RECORDED INFORMATION:

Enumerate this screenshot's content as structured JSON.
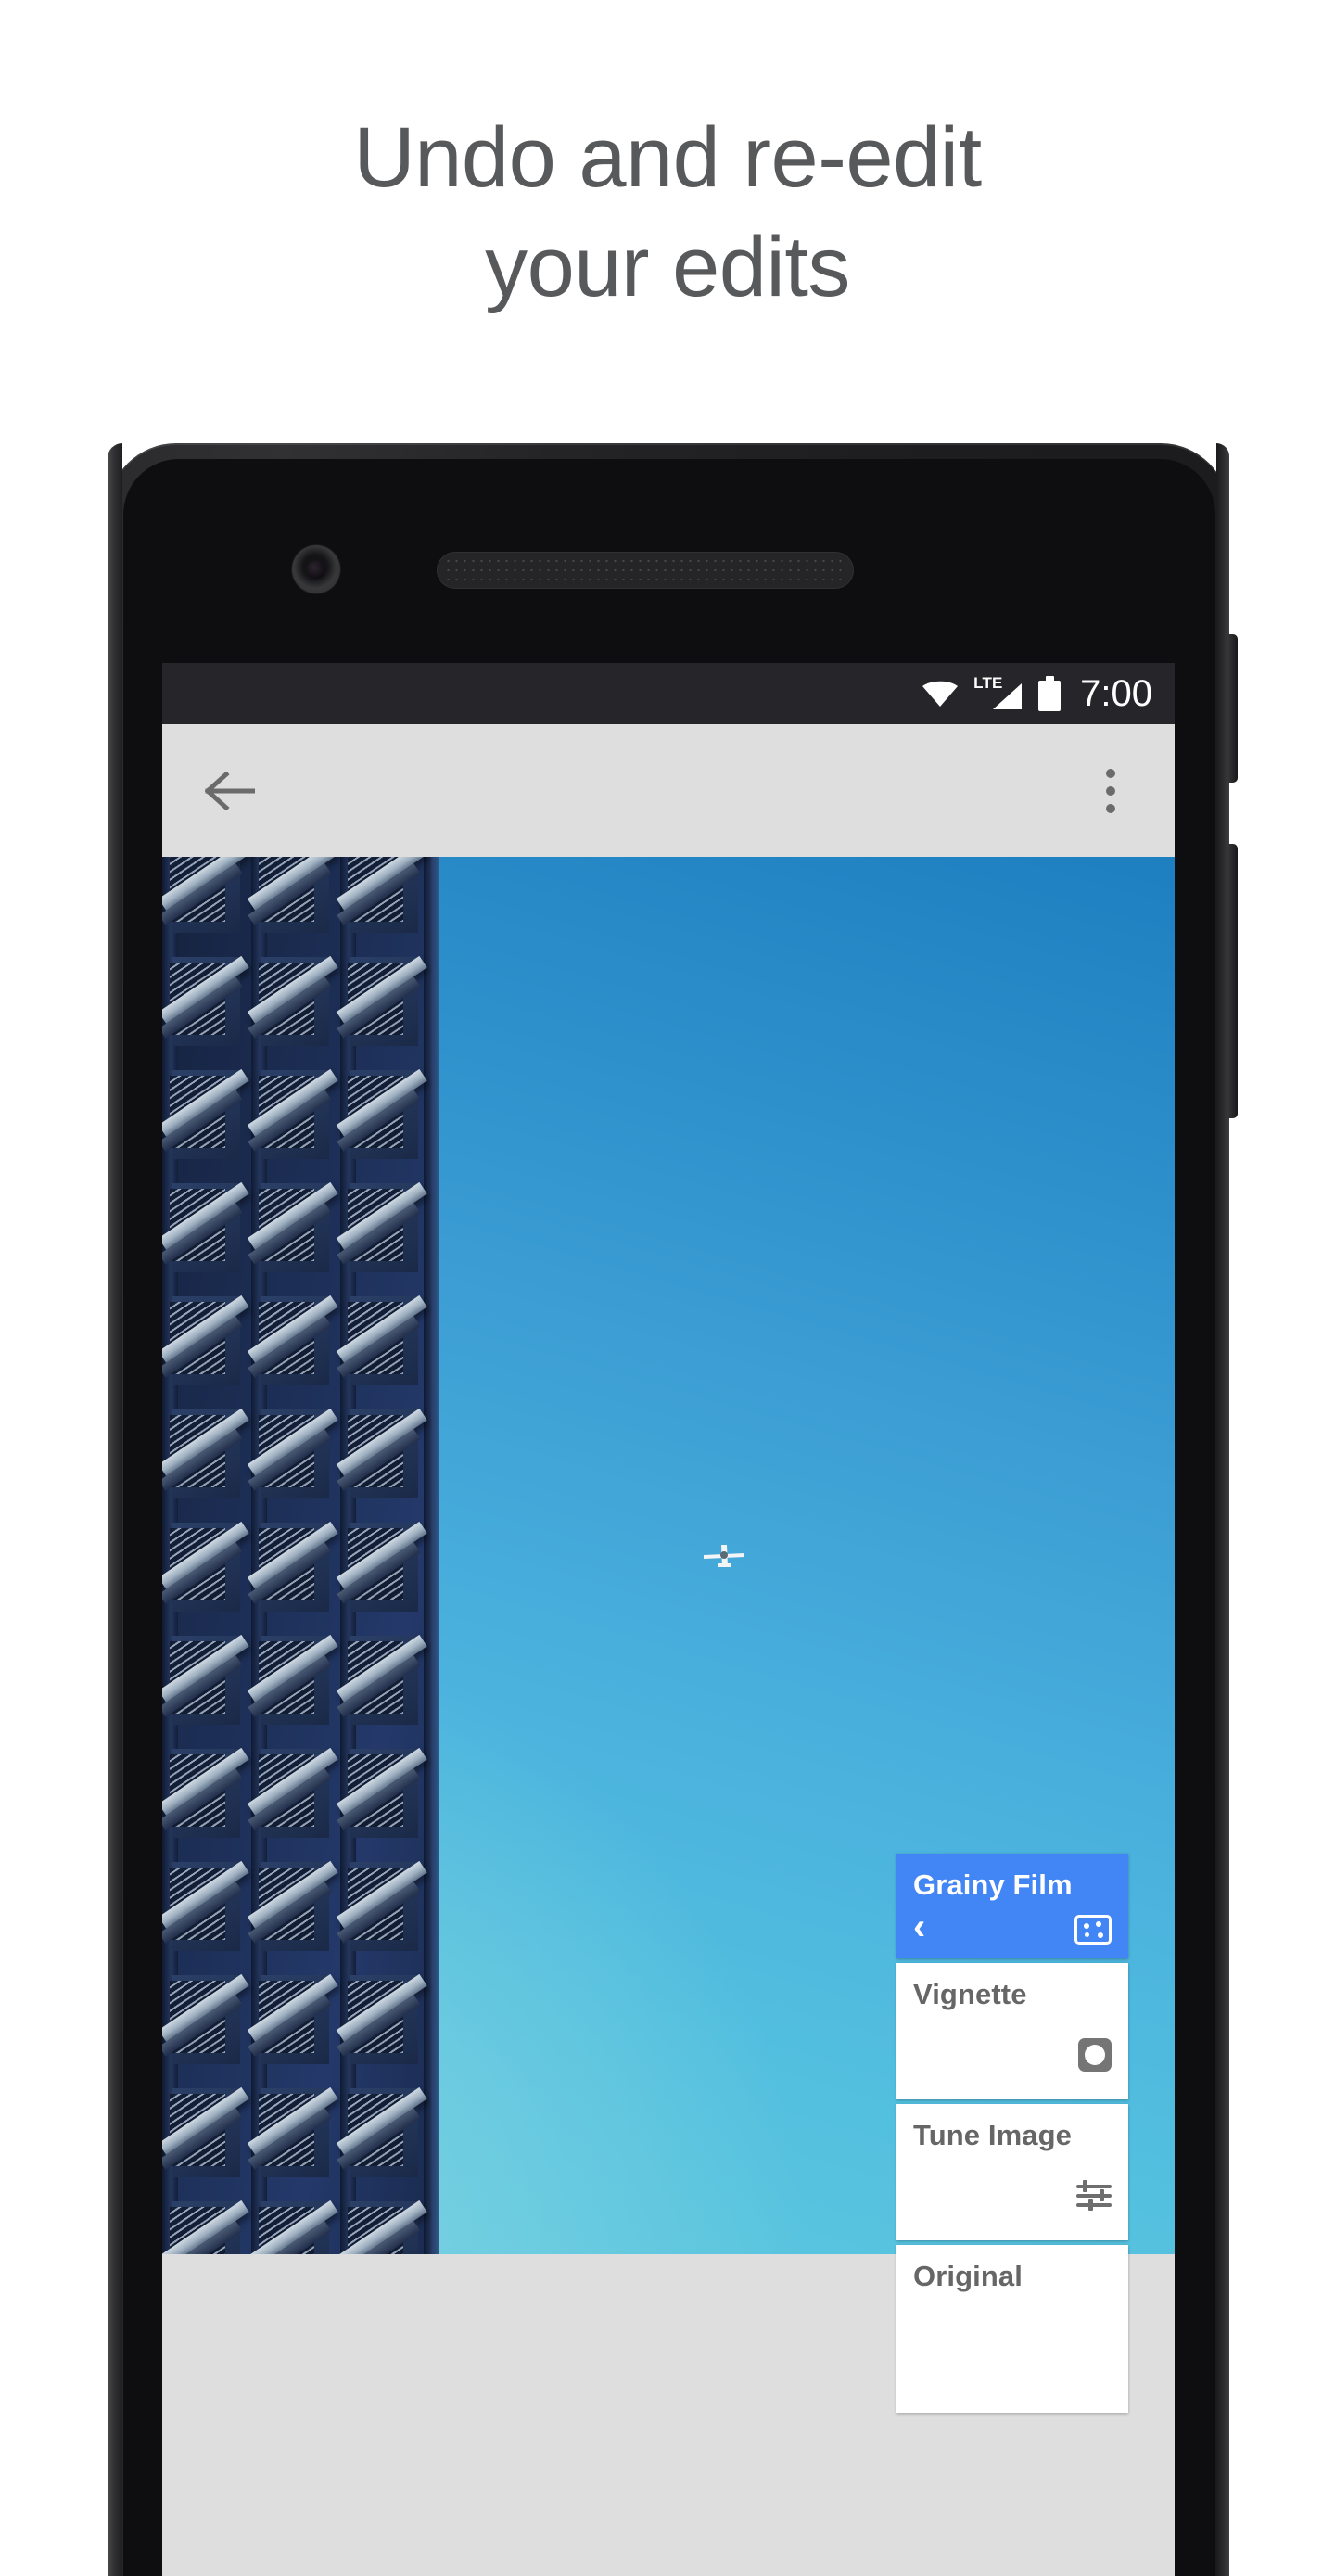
{
  "headline": {
    "line1": "Undo and re-edit",
    "line2": "your edits"
  },
  "phone": {
    "hardware": {
      "front_camera": "front-camera",
      "earpiece_speaker": "earpiece-speaker",
      "power_button": "power-button",
      "volume_button": "volume-button"
    },
    "status_bar": {
      "wifi_icon": "wifi-icon",
      "network_label": "LTE",
      "signal_icon": "signal-bars-icon",
      "battery_icon": "battery-full-icon",
      "time": "7:00",
      "background_color": "#26262a"
    },
    "toolbar": {
      "back_icon": "back-arrow-icon",
      "overflow_icon": "overflow-menu-icon",
      "background_color": "#dedede"
    },
    "photo": {
      "subject": "blue office building facade with angled balcony awnings and a small airplane in the sky",
      "airplane_icon": "airplane-icon",
      "sky_color_top": "#1d7fc0",
      "sky_color_bottom": "#5fc9df",
      "building_color": "#1b2c52"
    },
    "edit_stack": {
      "accent_color": "#4285f4",
      "cards": [
        {
          "label": "Grainy Film",
          "icon": "grain-icon",
          "back_icon": "chevron-left-icon",
          "active": true
        },
        {
          "label": "Vignette",
          "icon": "vignette-icon",
          "active": false
        },
        {
          "label": "Tune Image",
          "icon": "tune-sliders-icon",
          "active": false
        },
        {
          "label": "Original",
          "icon": "",
          "active": false
        }
      ]
    }
  }
}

TASK DETAILS:
Extract, from the listing above, every line where the string "icon" occurs.

WRITTEN RESPONSE:
      "wifi_icon": "wifi-icon",
      "signal_icon": "signal-bars-icon",
      "battery_icon": "battery-full-icon",
      "back_icon": "back-arrow-icon",
      "overflow_icon": "overflow-menu-icon",
      "airplane_icon": "airplane-icon",
          "icon": "grain-icon",
          "back_icon": "chevron-left-icon",
          "icon": "vignette-icon",
          "icon": "tune-sliders-icon",
          "icon": "",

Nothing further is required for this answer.